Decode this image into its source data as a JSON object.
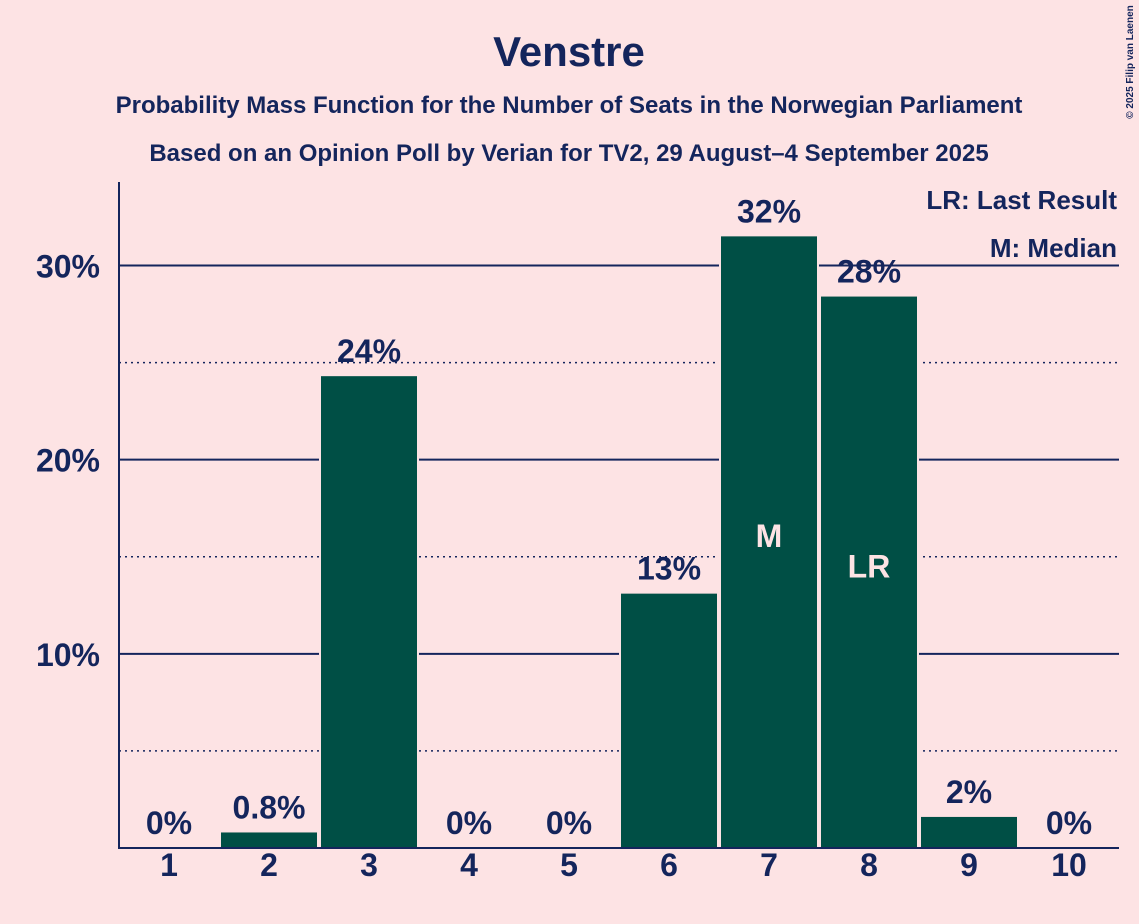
{
  "chart_data": {
    "type": "bar",
    "title": "Venstre",
    "subtitle1": "Probability Mass Function for the Number of Seats in the Norwegian Parliament",
    "subtitle2": "Based on an Opinion Poll by Verian for TV2, 29 August–4 September 2025",
    "categories": [
      "1",
      "2",
      "3",
      "4",
      "5",
      "6",
      "7",
      "8",
      "9",
      "10"
    ],
    "values": [
      0,
      0.8,
      24.3,
      0,
      0,
      13.1,
      31.5,
      28.4,
      1.6,
      0
    ],
    "data_labels": [
      "0%",
      "0.8%",
      "24%",
      "0%",
      "0%",
      "13%",
      "32%",
      "28%",
      "2%",
      "0%"
    ],
    "bar_markers": [
      {
        "category": "7",
        "text": "M"
      },
      {
        "category": "8",
        "text": "LR"
      }
    ],
    "ylim": [
      0,
      34.3
    ],
    "y_major_ticks": [
      10,
      20,
      30
    ],
    "y_major_tick_labels": [
      "10%",
      "20%",
      "30%"
    ],
    "y_minor_ticks": [
      5,
      15,
      25
    ],
    "legend": [
      "LR: Last Result",
      "M: Median"
    ],
    "legend_position": "top-right",
    "xlabel": "",
    "ylabel": "",
    "colors": {
      "background": "#fde3e4",
      "bar": "#004f45",
      "text": "#14255c"
    }
  },
  "copyright": "© 2025 Filip van Laenen"
}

#####

• Work to be completed:
Copy every record above exactly as written, but leave out the pictures.

• Task output:
Decode this image into its source data as a JSON object.
{
  "chart_data": {
    "type": "bar",
    "title": "Venstre",
    "subtitle1": "Probability Mass Function for the Number of Seats in the Norwegian Parliament",
    "subtitle2": "Based on an Opinion Poll by Verian for TV2, 29 August–4 September 2025",
    "categories": [
      "1",
      "2",
      "3",
      "4",
      "5",
      "6",
      "7",
      "8",
      "9",
      "10"
    ],
    "values": [
      0,
      0.8,
      24.3,
      0,
      0,
      13.1,
      31.5,
      28.4,
      1.6,
      0
    ],
    "data_labels": [
      "0%",
      "0.8%",
      "24%",
      "0%",
      "0%",
      "13%",
      "32%",
      "28%",
      "2%",
      "0%"
    ],
    "bar_markers": [
      {
        "category": "7",
        "text": "M"
      },
      {
        "category": "8",
        "text": "LR"
      }
    ],
    "ylim": [
      0,
      34.3
    ],
    "y_major_ticks": [
      10,
      20,
      30
    ],
    "y_major_tick_labels": [
      "10%",
      "20%",
      "30%"
    ],
    "y_minor_ticks": [
      5,
      15,
      25
    ],
    "legend": [
      "LR: Last Result",
      "M: Median"
    ],
    "legend_position": "top-right",
    "xlabel": "",
    "ylabel": "",
    "colors": {
      "background": "#fde3e4",
      "bar": "#004f45",
      "text": "#14255c"
    }
  },
  "copyright": "© 2025 Filip van Laenen"
}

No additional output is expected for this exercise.